● **Directions for this task**: Collect every row below that contains the word "most", and copy each of those rows in full.

** Start of Given entries **

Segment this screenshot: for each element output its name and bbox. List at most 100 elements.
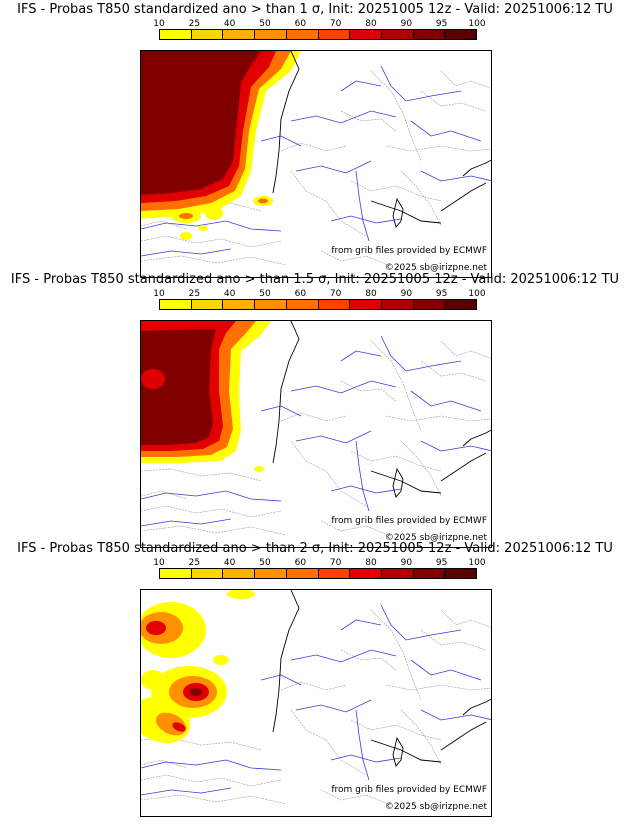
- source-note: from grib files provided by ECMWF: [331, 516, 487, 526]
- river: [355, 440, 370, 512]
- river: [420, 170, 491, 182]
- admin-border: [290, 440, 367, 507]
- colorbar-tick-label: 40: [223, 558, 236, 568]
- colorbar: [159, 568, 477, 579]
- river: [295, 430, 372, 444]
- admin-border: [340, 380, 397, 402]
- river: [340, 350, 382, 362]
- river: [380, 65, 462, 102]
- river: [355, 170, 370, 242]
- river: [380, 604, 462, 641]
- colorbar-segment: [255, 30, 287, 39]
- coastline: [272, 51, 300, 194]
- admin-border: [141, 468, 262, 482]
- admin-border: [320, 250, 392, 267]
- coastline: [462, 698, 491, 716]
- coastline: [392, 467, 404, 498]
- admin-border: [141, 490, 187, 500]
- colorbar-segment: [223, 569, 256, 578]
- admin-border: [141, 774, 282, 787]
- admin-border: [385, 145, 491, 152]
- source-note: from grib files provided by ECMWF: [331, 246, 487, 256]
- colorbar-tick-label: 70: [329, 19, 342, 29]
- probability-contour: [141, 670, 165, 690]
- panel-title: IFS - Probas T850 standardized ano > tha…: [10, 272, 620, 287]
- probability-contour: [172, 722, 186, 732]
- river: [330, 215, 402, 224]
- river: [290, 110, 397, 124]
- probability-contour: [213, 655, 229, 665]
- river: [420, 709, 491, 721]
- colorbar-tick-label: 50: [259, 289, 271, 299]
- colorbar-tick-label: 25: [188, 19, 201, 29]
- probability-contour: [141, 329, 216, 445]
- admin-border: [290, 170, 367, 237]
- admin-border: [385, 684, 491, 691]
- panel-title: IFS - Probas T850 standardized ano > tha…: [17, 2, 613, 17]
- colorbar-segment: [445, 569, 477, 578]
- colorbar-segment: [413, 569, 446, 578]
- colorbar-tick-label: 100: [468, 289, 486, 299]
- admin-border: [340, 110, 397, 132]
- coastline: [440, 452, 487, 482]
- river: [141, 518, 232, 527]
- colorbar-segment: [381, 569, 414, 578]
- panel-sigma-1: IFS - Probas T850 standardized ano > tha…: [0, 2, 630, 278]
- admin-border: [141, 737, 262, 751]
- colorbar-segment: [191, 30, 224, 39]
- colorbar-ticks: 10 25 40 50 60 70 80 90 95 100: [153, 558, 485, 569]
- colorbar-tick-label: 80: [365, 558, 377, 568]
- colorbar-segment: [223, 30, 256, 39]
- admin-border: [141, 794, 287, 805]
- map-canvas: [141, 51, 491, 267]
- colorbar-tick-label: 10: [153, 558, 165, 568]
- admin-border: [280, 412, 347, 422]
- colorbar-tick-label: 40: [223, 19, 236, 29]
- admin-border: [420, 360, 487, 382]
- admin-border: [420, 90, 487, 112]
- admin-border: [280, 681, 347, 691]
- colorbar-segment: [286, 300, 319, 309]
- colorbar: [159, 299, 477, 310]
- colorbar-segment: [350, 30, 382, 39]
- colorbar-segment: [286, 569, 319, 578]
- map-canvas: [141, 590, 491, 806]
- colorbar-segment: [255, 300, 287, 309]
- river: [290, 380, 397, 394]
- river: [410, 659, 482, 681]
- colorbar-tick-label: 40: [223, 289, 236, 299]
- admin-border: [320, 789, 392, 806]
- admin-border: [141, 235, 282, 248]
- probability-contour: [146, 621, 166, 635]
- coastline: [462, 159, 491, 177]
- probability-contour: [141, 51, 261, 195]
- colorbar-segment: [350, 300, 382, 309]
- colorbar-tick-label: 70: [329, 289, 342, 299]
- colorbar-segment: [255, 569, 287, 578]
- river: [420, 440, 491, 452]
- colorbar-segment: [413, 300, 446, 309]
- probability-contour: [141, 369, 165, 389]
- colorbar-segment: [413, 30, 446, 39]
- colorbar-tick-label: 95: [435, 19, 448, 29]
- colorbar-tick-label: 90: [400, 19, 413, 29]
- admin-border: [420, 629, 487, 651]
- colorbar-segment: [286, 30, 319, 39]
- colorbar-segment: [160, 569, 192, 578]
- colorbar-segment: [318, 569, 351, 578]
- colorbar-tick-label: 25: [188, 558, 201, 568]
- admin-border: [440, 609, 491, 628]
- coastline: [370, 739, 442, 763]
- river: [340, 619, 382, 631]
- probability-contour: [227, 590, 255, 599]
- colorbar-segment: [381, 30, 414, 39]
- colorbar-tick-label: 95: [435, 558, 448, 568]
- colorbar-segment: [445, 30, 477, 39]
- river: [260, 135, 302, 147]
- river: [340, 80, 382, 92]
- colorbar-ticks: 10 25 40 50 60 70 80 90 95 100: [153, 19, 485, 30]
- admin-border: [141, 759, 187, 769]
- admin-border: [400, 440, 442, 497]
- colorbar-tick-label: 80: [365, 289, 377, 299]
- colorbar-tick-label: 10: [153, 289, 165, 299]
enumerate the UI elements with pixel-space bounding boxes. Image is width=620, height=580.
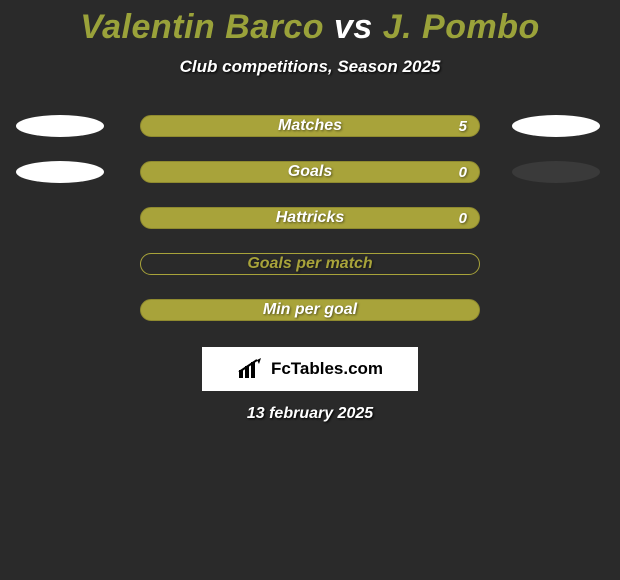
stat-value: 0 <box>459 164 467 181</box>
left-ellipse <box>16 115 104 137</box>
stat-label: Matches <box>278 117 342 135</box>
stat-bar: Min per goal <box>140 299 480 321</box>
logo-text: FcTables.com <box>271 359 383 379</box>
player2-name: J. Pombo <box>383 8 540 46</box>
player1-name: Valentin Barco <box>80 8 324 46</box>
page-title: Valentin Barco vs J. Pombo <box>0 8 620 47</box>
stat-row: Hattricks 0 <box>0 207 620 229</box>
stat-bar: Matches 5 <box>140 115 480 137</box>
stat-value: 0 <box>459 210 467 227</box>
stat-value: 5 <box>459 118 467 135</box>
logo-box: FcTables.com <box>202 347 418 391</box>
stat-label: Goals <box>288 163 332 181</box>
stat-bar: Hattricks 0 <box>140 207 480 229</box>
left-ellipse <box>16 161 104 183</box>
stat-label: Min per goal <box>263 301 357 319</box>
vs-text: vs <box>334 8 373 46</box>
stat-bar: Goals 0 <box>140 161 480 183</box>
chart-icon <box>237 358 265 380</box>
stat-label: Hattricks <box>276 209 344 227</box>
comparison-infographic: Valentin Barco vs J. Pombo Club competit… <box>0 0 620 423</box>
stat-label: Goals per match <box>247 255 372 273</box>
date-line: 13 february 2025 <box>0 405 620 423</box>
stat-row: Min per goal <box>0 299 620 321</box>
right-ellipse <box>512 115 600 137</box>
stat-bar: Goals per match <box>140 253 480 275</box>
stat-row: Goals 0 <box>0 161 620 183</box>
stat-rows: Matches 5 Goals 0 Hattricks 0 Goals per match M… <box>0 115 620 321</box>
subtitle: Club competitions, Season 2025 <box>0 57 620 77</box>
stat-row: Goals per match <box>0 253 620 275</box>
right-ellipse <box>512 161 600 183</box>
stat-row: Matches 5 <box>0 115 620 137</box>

** End of Given entries **
** Start of Given entries **

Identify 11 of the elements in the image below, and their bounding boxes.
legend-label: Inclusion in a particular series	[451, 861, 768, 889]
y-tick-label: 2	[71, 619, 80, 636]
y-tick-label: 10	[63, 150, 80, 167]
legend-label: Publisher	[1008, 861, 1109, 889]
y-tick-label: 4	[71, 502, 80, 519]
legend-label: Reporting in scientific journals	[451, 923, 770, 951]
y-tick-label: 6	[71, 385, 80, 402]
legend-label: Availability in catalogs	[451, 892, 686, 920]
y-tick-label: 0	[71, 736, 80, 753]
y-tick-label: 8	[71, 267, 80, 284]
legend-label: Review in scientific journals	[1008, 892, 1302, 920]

** End of Given entries **
** Start of Given entries **

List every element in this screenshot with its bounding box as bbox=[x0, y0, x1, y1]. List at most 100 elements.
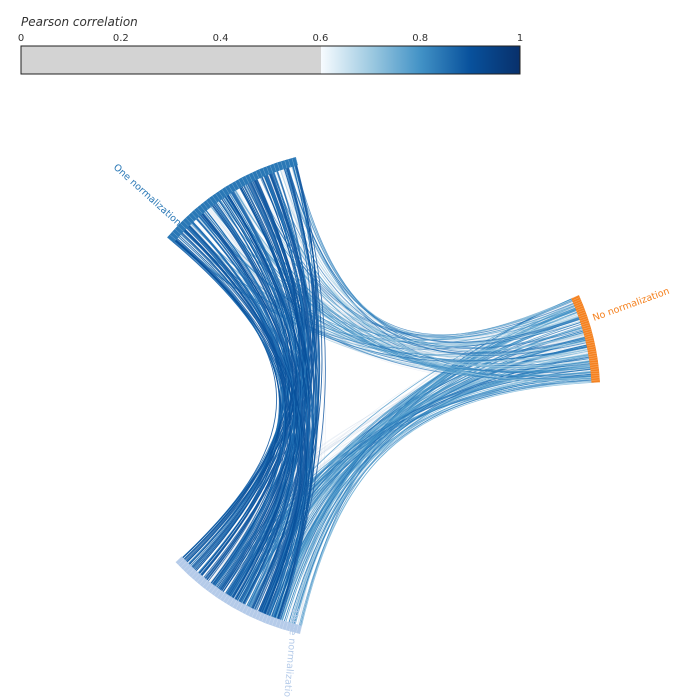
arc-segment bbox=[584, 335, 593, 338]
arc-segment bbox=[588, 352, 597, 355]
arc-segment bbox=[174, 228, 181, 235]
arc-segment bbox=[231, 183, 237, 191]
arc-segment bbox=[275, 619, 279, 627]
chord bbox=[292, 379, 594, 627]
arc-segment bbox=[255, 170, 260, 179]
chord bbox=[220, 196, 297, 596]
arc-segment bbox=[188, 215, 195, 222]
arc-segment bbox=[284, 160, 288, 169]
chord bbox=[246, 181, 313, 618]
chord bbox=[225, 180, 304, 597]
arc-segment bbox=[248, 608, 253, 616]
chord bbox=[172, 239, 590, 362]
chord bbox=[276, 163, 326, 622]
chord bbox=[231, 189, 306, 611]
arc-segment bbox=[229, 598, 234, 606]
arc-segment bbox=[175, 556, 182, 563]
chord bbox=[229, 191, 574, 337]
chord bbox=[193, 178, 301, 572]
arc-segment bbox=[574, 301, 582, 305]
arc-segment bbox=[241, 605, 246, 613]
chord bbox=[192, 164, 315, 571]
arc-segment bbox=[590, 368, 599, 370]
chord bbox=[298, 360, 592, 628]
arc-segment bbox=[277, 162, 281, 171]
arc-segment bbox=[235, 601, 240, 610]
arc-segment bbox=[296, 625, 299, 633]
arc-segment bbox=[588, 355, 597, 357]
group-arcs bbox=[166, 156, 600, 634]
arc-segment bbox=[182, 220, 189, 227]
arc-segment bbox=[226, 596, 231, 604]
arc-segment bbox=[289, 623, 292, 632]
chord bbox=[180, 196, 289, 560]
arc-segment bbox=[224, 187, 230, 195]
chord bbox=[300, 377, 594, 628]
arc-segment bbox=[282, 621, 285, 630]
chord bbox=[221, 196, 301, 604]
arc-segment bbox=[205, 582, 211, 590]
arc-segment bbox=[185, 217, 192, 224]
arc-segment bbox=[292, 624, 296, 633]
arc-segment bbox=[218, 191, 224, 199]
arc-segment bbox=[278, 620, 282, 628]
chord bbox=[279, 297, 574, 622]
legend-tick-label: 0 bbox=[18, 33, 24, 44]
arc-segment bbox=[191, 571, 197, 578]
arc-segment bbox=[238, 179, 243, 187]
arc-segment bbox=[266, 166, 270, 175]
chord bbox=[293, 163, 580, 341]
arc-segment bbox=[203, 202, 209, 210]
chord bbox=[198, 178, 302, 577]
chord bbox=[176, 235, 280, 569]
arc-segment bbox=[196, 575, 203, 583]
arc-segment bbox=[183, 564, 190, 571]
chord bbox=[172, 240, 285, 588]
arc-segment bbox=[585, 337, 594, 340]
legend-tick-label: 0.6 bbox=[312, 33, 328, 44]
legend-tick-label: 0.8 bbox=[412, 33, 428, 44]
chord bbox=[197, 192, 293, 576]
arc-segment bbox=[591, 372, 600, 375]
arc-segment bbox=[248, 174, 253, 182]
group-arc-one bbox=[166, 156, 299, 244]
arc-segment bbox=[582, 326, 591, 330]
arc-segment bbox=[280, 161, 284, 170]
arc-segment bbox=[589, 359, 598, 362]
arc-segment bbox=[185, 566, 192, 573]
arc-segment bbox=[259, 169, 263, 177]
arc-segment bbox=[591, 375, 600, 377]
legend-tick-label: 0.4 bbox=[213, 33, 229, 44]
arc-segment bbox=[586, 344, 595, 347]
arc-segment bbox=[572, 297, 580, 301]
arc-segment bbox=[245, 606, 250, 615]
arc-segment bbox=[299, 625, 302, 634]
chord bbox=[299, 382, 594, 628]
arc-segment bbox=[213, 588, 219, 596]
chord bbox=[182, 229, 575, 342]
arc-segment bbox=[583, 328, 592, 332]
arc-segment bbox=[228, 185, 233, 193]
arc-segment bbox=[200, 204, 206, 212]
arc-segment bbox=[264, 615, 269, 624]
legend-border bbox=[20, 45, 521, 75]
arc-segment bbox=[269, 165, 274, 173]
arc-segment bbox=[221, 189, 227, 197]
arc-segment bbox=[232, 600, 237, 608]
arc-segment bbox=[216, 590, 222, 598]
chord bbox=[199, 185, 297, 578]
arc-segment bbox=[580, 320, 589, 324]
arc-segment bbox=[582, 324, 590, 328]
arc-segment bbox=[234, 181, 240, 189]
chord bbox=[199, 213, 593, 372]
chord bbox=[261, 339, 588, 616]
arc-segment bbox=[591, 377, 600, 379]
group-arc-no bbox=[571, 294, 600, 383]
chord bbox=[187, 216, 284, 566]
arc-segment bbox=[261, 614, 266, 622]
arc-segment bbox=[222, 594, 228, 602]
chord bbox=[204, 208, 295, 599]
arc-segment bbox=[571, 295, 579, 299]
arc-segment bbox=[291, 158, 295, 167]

** End of Given entries **

● **Answer to the task**:
Segment this screenshot: for each element output its name and bbox. List at most 100 elements.
List every element in this screenshot with its bounding box as bbox=[x0, y0, x1, y1]. List at most 100 elements.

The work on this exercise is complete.